— START Source material —

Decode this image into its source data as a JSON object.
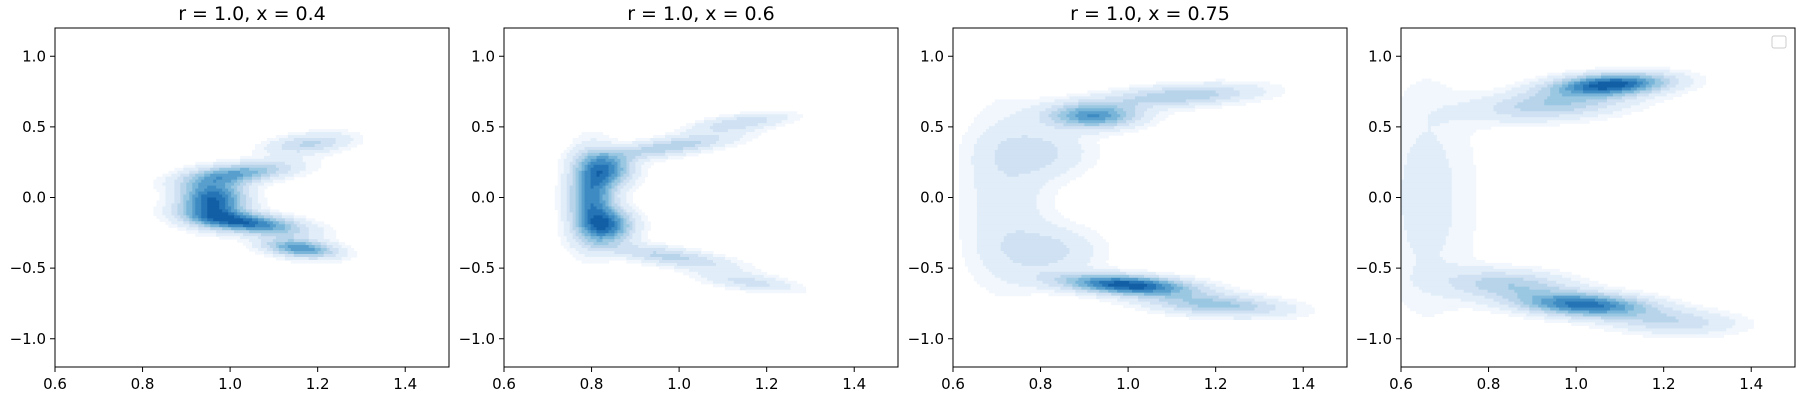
{
  "chart_data": [
    {
      "type": "contour",
      "title": "r = 1.0, x = 0.4",
      "xlim": [
        0.6,
        1.5
      ],
      "ylim": [
        -1.2,
        1.2
      ],
      "x_ticks": [
        "0.6",
        "0.8",
        "1.0",
        "1.2",
        "1.4"
      ],
      "y_ticks": [
        "1.0",
        "0.5",
        "0.0",
        "−0.5",
        "−1.0"
      ],
      "legend": false,
      "colormap": "Blues",
      "density_description": "Narrow V/chevron-shaped density opening to the right; apex near x=0.9, y=0.0; densest core near x=0.95–1.05, y=-0.15–0.1; lower arm extends to (1.2, -0.4), upper arm to (1.25, 0.45).",
      "components": [
        {
          "cx": 0.96,
          "cy": -0.02,
          "sx": 0.05,
          "sy": 0.1,
          "rot": 0,
          "w": 1.0
        },
        {
          "cx": 1.04,
          "cy": -0.18,
          "sx": 0.09,
          "sy": 0.045,
          "rot": -25,
          "w": 0.9
        },
        {
          "cx": 1.16,
          "cy": -0.36,
          "sx": 0.06,
          "sy": 0.04,
          "rot": -30,
          "w": 0.75
        },
        {
          "cx": 1.02,
          "cy": 0.17,
          "sx": 0.09,
          "sy": 0.045,
          "rot": 25,
          "w": 0.6
        },
        {
          "cx": 1.18,
          "cy": 0.38,
          "sx": 0.07,
          "sy": 0.045,
          "rot": 30,
          "w": 0.35
        }
      ]
    },
    {
      "type": "contour",
      "title": "r = 1.0, x = 0.6",
      "xlim": [
        0.6,
        1.5
      ],
      "ylim": [
        -1.2,
        1.2
      ],
      "x_ticks": [
        "0.6",
        "0.8",
        "1.0",
        "1.2",
        "1.4"
      ],
      "y_ticks": [
        "1.0",
        "0.5",
        "0.0",
        "−0.5",
        "−1.0"
      ],
      "legend": false,
      "colormap": "Blues",
      "density_description": "Thin V/chevron opening right; apex near x=0.78, y=0.0; densest near x=0.8–0.85, y=-0.25 to 0.2; arms reach (1.25, 0.6) and (1.25, -0.68).",
      "components": [
        {
          "cx": 0.8,
          "cy": 0.0,
          "sx": 0.035,
          "sy": 0.2,
          "rot": 0,
          "w": 1.0
        },
        {
          "cx": 0.84,
          "cy": -0.2,
          "sx": 0.04,
          "sy": 0.08,
          "rot": 0,
          "w": 0.9
        },
        {
          "cx": 0.84,
          "cy": 0.2,
          "sx": 0.04,
          "sy": 0.08,
          "rot": 0,
          "w": 0.75
        },
        {
          "cx": 0.98,
          "cy": 0.36,
          "sx": 0.11,
          "sy": 0.04,
          "rot": 28,
          "w": 0.5
        },
        {
          "cx": 1.14,
          "cy": 0.53,
          "sx": 0.08,
          "sy": 0.035,
          "rot": 25,
          "w": 0.38
        },
        {
          "cx": 0.98,
          "cy": -0.42,
          "sx": 0.11,
          "sy": 0.04,
          "rot": -28,
          "w": 0.45
        },
        {
          "cx": 1.16,
          "cy": -0.6,
          "sx": 0.08,
          "sy": 0.035,
          "rot": -25,
          "w": 0.32
        }
      ]
    },
    {
      "type": "contour",
      "title": "r = 1.0, x = 0.75",
      "xlim": [
        0.6,
        1.5
      ],
      "ylim": [
        -1.2,
        1.2
      ],
      "x_ticks": [
        "0.6",
        "0.8",
        "1.0",
        "1.2",
        "1.4"
      ],
      "y_ticks": [
        "1.0",
        "0.5",
        "0.0",
        "−0.5",
        "−1.0"
      ],
      "legend": false,
      "colormap": "Blues",
      "density_description": "Broad C/horseshoe shape opening right with two lobes; upper lobe near (0.9, 0.58) extending to (1.3, 0.8); lower, denser lobe near (1.0, -0.63) extending to (1.35, -0.85); faint connecting band near x=0.65–0.75.",
      "components": [
        {
          "cx": 0.92,
          "cy": 0.58,
          "sx": 0.07,
          "sy": 0.06,
          "rot": 0,
          "w": 0.7
        },
        {
          "cx": 1.12,
          "cy": 0.72,
          "sx": 0.12,
          "sy": 0.05,
          "rot": 12,
          "w": 0.4
        },
        {
          "cx": 1.0,
          "cy": -0.62,
          "sx": 0.1,
          "sy": 0.045,
          "rot": -12,
          "w": 1.0
        },
        {
          "cx": 1.2,
          "cy": -0.76,
          "sx": 0.11,
          "sy": 0.05,
          "rot": -12,
          "w": 0.45
        },
        {
          "cx": 0.72,
          "cy": 0.0,
          "sx": 0.07,
          "sy": 0.45,
          "rot": 0,
          "w": 0.16
        },
        {
          "cx": 0.82,
          "cy": -0.38,
          "sx": 0.08,
          "sy": 0.12,
          "rot": 0,
          "w": 0.22
        },
        {
          "cx": 0.8,
          "cy": 0.32,
          "sx": 0.08,
          "sy": 0.12,
          "rot": 0,
          "w": 0.2
        }
      ]
    },
    {
      "type": "contour",
      "title": "",
      "xlim": [
        0.6,
        1.5
      ],
      "ylim": [
        -1.2,
        1.2
      ],
      "x_ticks": [
        "0.6",
        "0.8",
        "1.0",
        "1.2",
        "1.4"
      ],
      "y_ticks": [
        "1.0",
        "0.5",
        "0.0",
        "−0.5",
        "−1.0"
      ],
      "legend": true,
      "legend_position": "upper right",
      "legend_entries": [],
      "colormap": "Blues",
      "density_description": "Wide C shape opening right; upper lobe densest near (1.08, 0.8) spanning x=0.85–1.35; lower lobe densest near (1.02, -0.78) spanning x=0.8–1.35; faint band along left edge x=0.6–0.75.",
      "components": [
        {
          "cx": 1.08,
          "cy": 0.8,
          "sx": 0.09,
          "sy": 0.05,
          "rot": 12,
          "w": 1.0
        },
        {
          "cx": 0.95,
          "cy": 0.66,
          "sx": 0.12,
          "sy": 0.07,
          "rot": 18,
          "w": 0.42
        },
        {
          "cx": 1.02,
          "cy": -0.76,
          "sx": 0.1,
          "sy": 0.055,
          "rot": -10,
          "w": 0.9
        },
        {
          "cx": 0.85,
          "cy": -0.62,
          "sx": 0.1,
          "sy": 0.07,
          "rot": -15,
          "w": 0.4
        },
        {
          "cx": 1.22,
          "cy": -0.88,
          "sx": 0.1,
          "sy": 0.06,
          "rot": -8,
          "w": 0.3
        },
        {
          "cx": 0.66,
          "cy": 0.0,
          "sx": 0.08,
          "sy": 0.6,
          "rot": 0,
          "w": 0.14
        }
      ]
    }
  ]
}
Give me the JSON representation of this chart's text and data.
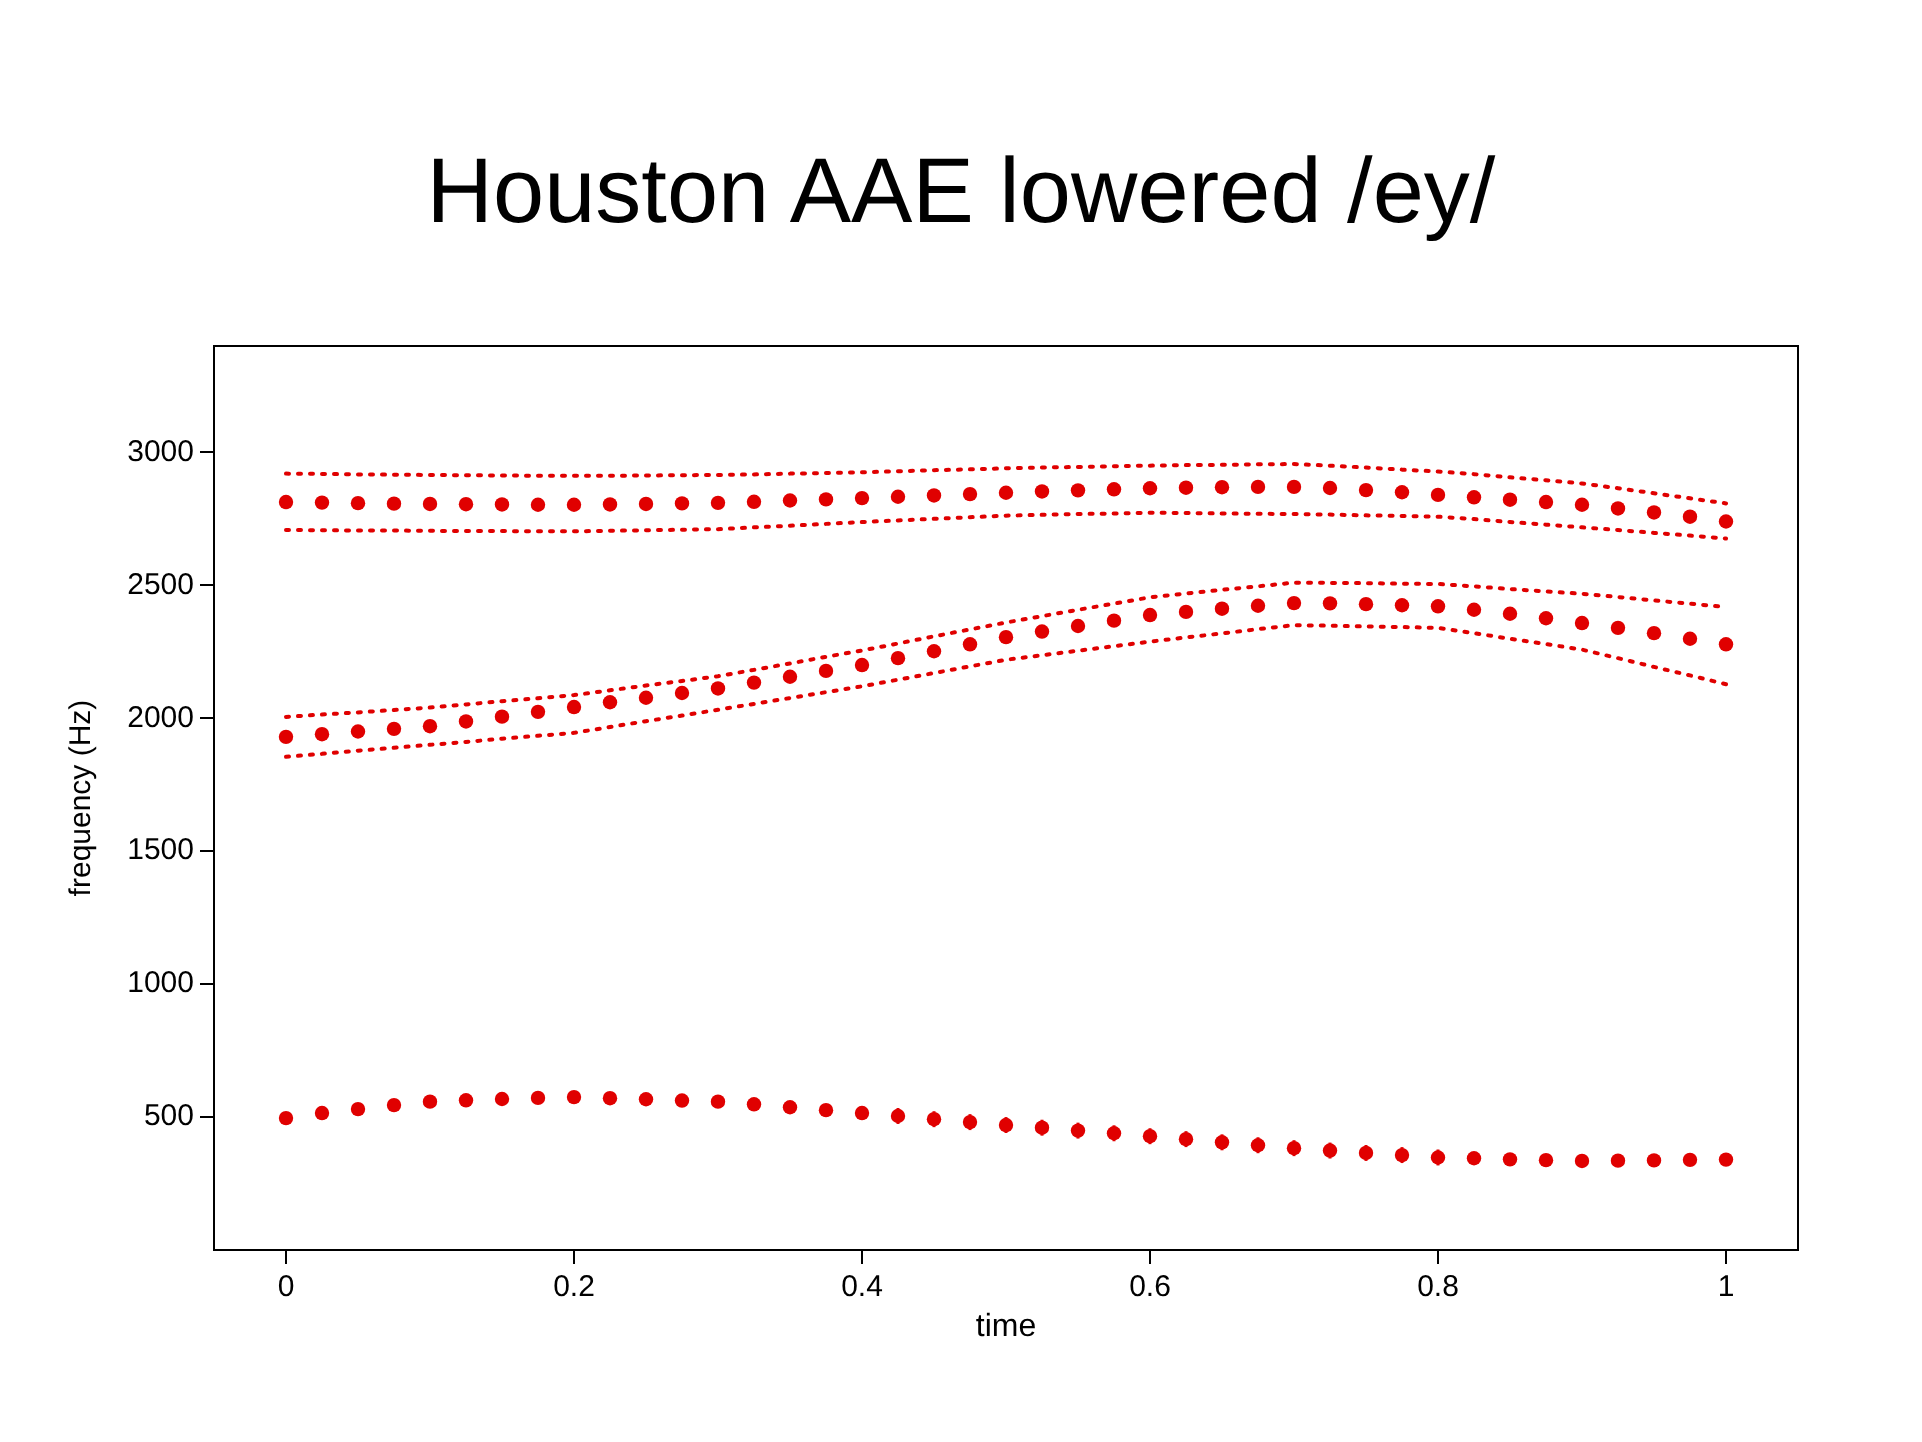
{
  "chart_data": {
    "type": "scatter",
    "title": "Houston AAE lowered /ey/",
    "xlabel": "time",
    "ylabel": "frequency (Hz)",
    "x": [
      0,
      0.025,
      0.05,
      0.075,
      0.1,
      0.125,
      0.15,
      0.175,
      0.2,
      0.225,
      0.25,
      0.275,
      0.3,
      0.325,
      0.35,
      0.375,
      0.4,
      0.425,
      0.45,
      0.475,
      0.5,
      0.525,
      0.55,
      0.575,
      0.6,
      0.625,
      0.65,
      0.675,
      0.7,
      0.725,
      0.75,
      0.775,
      0.8,
      0.825,
      0.85,
      0.875,
      0.9,
      0.925,
      0.95,
      0.975,
      1
    ],
    "xlim": [
      -0.05,
      1.05
    ],
    "xticks": [
      0,
      0.2,
      0.4,
      0.6,
      0.8,
      1
    ],
    "ylim": [
      0,
      3400
    ],
    "yticks": [
      500,
      1000,
      1500,
      2000,
      2500,
      3000
    ],
    "marker": "circle",
    "series": [
      {
        "type": "line",
        "marker": "none",
        "line_style": "dotted",
        "color": "#e00000",
        "values": [
          2920,
          2919,
          2917,
          2916,
          2915,
          2914,
          2913,
          2912,
          2912,
          2912,
          2913,
          2914,
          2915,
          2917,
          2920,
          2922,
          2925,
          2929,
          2933,
          2936,
          2940,
          2943,
          2945,
          2948,
          2950,
          2952,
          2953,
          2955,
          2956,
          2950,
          2943,
          2935,
          2928,
          2918,
          2906,
          2895,
          2883,
          2865,
          2846,
          2827,
          2808
        ]
      },
      {
        "type": "scatter",
        "color": "#e00000",
        "values": [
          2813,
          2811,
          2809,
          2807,
          2806,
          2805,
          2804,
          2803,
          2803,
          2804,
          2806,
          2808,
          2810,
          2814,
          2819,
          2823,
          2828,
          2833,
          2838,
          2843,
          2848,
          2853,
          2857,
          2861,
          2865,
          2867,
          2869,
          2870,
          2870,
          2866,
          2858,
          2850,
          2840,
          2831,
          2822,
          2813,
          2803,
          2789,
          2774,
          2758,
          2740
        ]
      },
      {
        "type": "line",
        "marker": "none",
        "line_style": "dotted",
        "color": "#e00000",
        "values": [
          2708,
          2707,
          2706,
          2706,
          2705,
          2704,
          2704,
          2703,
          2703,
          2705,
          2707,
          2709,
          2711,
          2718,
          2724,
          2731,
          2738,
          2744,
          2750,
          2756,
          2762,
          2765,
          2768,
          2770,
          2773,
          2772,
          2770,
          2769,
          2768,
          2766,
          2763,
          2761,
          2758,
          2749,
          2738,
          2728,
          2718,
          2708,
          2697,
          2687,
          2676
        ]
      },
      {
        "type": "line",
        "marker": "none",
        "line_style": "dotted",
        "color": "#e00000",
        "values": [
          2005,
          2014,
          2022,
          2031,
          2040,
          2052,
          2064,
          2075,
          2087,
          2105,
          2123,
          2140,
          2158,
          2182,
          2206,
          2231,
          2255,
          2281,
          2308,
          2334,
          2360,
          2384,
          2408,
          2431,
          2455,
          2469,
          2483,
          2496,
          2510,
          2509,
          2508,
          2506,
          2505,
          2496,
          2486,
          2477,
          2468,
          2456,
          2443,
          2431,
          2418
        ]
      },
      {
        "type": "scatter",
        "color": "#e00000",
        "values": [
          1930,
          1940,
          1950,
          1960,
          1970,
          1988,
          2006,
          2024,
          2042,
          2060,
          2077,
          2095,
          2112,
          2134,
          2156,
          2178,
          2200,
          2226,
          2252,
          2278,
          2305,
          2326,
          2347,
          2367,
          2388,
          2400,
          2412,
          2423,
          2433,
          2432,
          2429,
          2425,
          2421,
          2408,
          2393,
          2376,
          2358,
          2340,
          2320,
          2299,
          2278
        ]
      },
      {
        "type": "line",
        "marker": "none",
        "line_style": "dotted",
        "color": "#e00000",
        "values": [
          1855,
          1866,
          1878,
          1889,
          1900,
          1911,
          1923,
          1934,
          1945,
          1967,
          1989,
          2010,
          2032,
          2054,
          2076,
          2098,
          2120,
          2145,
          2170,
          2195,
          2220,
          2237,
          2254,
          2271,
          2288,
          2304,
          2319,
          2335,
          2350,
          2348,
          2345,
          2343,
          2340,
          2320,
          2299,
          2279,
          2258,
          2226,
          2193,
          2161,
          2128
        ]
      },
      {
        "type": "scatter",
        "color": "#e00000",
        "values": [
          496,
          515,
          530,
          545,
          558,
          563,
          568,
          572,
          575,
          571,
          567,
          562,
          558,
          548,
          537,
          526,
          515,
          504,
          492,
          481,
          470,
          460,
          449,
          439,
          428,
          417,
          405,
          394,
          383,
          374,
          365,
          357,
          348,
          345,
          341,
          338,
          335,
          336,
          337,
          339,
          340
        ],
        "errors": [
          20,
          20,
          20,
          20,
          20,
          20,
          20,
          20,
          20,
          20,
          20,
          20,
          20,
          20,
          20,
          20,
          20,
          30,
          30,
          30,
          30,
          30,
          30,
          30,
          30,
          30,
          30,
          30,
          30,
          30,
          30,
          30,
          30,
          20,
          20,
          20,
          20,
          20,
          20,
          20,
          20
        ]
      }
    ]
  }
}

— END Source material —

▸ Stated exercise
Locate the lines above that contain "near" and copy them.

▸ Complete response
      "density_description": "Narrow V/chevron-shaped density opening to the right; apex near x=0.9, y=0.0; densest core near x=0.95–1.05, y=-0.15–0.1; lower arm extends to (1.2, -0.4), upper arm to (1.25, 0.45).",
      "density_description": "Thin V/chevron opening right; apex near x=0.78, y=0.0; densest near x=0.8–0.85, y=-0.25 to 0.2; arms reach (1.25, 0.6) and (1.25, -0.68).",
      "density_description": "Broad C/horseshoe shape opening right with two lobes; upper lobe near (0.9, 0.58) extending to (1.3, 0.8); lower, denser lobe near (1.0, -0.63) extending to (1.35, -0.85); faint connecting band near x=0.65–0.75.",
      "density_description": "Wide C shape opening right; upper lobe densest near (1.08, 0.8) spanning x=0.85–1.35; lower lobe densest near (1.02, -0.78) spanning x=0.8–1.35; faint band along left edge x=0.6–0.75.",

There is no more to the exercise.